Extract the text of each entry below exactly, leaving every image behind.

Records from a data source
* START *
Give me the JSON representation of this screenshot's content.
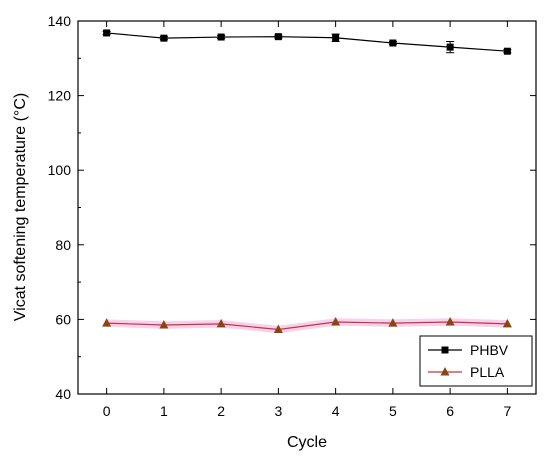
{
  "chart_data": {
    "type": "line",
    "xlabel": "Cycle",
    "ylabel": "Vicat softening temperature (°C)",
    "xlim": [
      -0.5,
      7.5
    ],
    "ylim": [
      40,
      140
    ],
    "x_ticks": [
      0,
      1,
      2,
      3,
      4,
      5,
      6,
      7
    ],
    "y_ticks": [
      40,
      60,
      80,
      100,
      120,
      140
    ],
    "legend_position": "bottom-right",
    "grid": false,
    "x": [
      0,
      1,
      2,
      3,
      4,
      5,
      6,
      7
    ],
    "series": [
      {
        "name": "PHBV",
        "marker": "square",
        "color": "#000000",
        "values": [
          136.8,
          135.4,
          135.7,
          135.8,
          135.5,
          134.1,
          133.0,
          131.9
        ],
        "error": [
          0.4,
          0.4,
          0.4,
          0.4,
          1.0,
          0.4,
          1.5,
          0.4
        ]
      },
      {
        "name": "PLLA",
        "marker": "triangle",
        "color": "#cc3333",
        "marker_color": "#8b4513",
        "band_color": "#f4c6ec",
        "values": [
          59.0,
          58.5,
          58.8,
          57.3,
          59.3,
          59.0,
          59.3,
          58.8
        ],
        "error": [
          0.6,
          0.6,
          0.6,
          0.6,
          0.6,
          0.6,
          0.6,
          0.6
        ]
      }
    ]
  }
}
* END *
Result below:
Give me the JSON representation of this screenshot's content.
{
  "chart_data": {
    "type": "line",
    "xlabel": "Cycle",
    "ylabel": "Vicat softening temperature (°C)",
    "xlim": [
      -0.5,
      7.5
    ],
    "ylim": [
      40,
      140
    ],
    "x_ticks": [
      0,
      1,
      2,
      3,
      4,
      5,
      6,
      7
    ],
    "y_ticks": [
      40,
      60,
      80,
      100,
      120,
      140
    ],
    "legend_position": "bottom-right",
    "grid": false,
    "x": [
      0,
      1,
      2,
      3,
      4,
      5,
      6,
      7
    ],
    "series": [
      {
        "name": "PHBV",
        "marker": "square",
        "color": "#000000",
        "values": [
          136.8,
          135.4,
          135.7,
          135.8,
          135.5,
          134.1,
          133.0,
          131.9
        ],
        "error": [
          0.4,
          0.4,
          0.4,
          0.4,
          1.0,
          0.4,
          1.5,
          0.4
        ]
      },
      {
        "name": "PLLA",
        "marker": "triangle",
        "color": "#cc3333",
        "marker_color": "#8b4513",
        "band_color": "#f4c6ec",
        "values": [
          59.0,
          58.5,
          58.8,
          57.3,
          59.3,
          59.0,
          59.3,
          58.8
        ],
        "error": [
          0.6,
          0.6,
          0.6,
          0.6,
          0.6,
          0.6,
          0.6,
          0.6
        ]
      }
    ]
  }
}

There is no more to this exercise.